**Activity A**
According to the guide on encrypting a message with a GitHub user's public key, which key does the script use when the user has several public keys?
**Activity B**
Reproduce word for word the part of the GitHub public-key encryption guide starting at "As the output" and ending at "the download key.".

**Document passage**
=====
TLDR

To send a message to someone using his github’s public key

TO=<GITHUB USER NAME> TEXT='<SUPER SECRET TEXT>'; 
curl -s https://github.com/$TO.keys | ssh-keygen -f /dev/stdin  -e -m PKCS8 > $TO.pem.pub; 
echo $TEXT | openssl rsautl -inkey $TO.pem.pub -encrypt -pubin -ssl | base64 ; 
rm -f $TO.pem.pub

Receiver will use his SSH private key to decrypt

echo "<encrypted text>" | base64 -D | openssl rsautl -decrypt -inkey ~/.ssh/id_rsa

Explanation

Encryption steps

curl -s https://github.com/$TO.keys

First, we will download the public keys of a github user. For example, my public key will be at https://github.com/zinh.keys

ssh-keygen -f /dev/stdin  -e -m PKCS8 > $TO.pem.pub

then convert this key to PKCS8 format(.pem) and save it to a temporary file.

echo $TEXT | openssl rsautl -inkey $TO.pem.pub -encrypt -pubin -ssl

after that, use rsautl of openssl to encrypt a text from stdin, using RSA algorithm with ssl padding.

As the output is in binary format, we will need to encode in base64 for easier sending by pipe the encrypted text to base64 program.

Finally, remove the download key.

Dencryption steps

Decryption is quite straight forward, a user will use his ssh key to decrypt the text(after using base64 to decode).

Refer to openssl rsautl man page for a more detail of the parameters.

Limitation

  • Should use to encrypt short message only as RSA is quite slow. In case we need to encrypt long text or file, we should create a symmetric key and use it to encrypt the text then use RSA to encrypt that key.
  • As https://github.com/$USER.keys will return all public keys of a user, the script will use the last key in this list.
=====
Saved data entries

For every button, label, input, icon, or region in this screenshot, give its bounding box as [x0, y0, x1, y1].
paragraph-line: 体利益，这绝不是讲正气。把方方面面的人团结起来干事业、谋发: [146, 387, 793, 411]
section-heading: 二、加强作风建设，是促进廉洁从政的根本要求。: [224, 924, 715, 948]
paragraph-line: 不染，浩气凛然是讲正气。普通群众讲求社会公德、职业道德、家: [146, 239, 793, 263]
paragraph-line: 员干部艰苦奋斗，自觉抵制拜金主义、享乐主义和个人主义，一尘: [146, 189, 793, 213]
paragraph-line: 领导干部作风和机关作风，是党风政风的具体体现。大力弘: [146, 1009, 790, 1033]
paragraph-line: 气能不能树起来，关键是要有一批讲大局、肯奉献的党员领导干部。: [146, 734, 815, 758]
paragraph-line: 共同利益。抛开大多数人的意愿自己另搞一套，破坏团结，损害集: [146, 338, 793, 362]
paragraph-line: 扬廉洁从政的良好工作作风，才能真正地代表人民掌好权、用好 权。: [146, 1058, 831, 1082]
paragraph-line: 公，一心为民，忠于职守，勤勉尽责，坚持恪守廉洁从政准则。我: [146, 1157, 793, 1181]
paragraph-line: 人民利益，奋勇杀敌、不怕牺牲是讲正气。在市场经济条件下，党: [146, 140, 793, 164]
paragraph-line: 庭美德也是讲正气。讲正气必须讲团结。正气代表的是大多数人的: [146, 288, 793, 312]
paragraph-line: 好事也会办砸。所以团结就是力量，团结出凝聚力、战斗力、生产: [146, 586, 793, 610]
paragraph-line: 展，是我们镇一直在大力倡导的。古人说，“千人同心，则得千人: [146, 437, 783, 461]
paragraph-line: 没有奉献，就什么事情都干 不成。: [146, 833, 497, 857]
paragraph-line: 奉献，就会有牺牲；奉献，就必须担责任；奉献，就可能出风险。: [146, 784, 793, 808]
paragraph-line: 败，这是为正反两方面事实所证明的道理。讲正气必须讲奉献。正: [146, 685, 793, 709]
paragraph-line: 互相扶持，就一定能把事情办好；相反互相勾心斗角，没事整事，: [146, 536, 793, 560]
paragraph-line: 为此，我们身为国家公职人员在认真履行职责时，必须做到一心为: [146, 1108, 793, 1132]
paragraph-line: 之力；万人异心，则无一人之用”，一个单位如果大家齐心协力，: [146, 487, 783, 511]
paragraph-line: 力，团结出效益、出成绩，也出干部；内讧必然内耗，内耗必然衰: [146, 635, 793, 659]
=====
**Output A**
The script uses the last key in the list.

**Output B**
As the output is in binary format, we will need to encode in base64 for easier sending by pipe the encrypted text to base64 program.

Finally, remove the download key.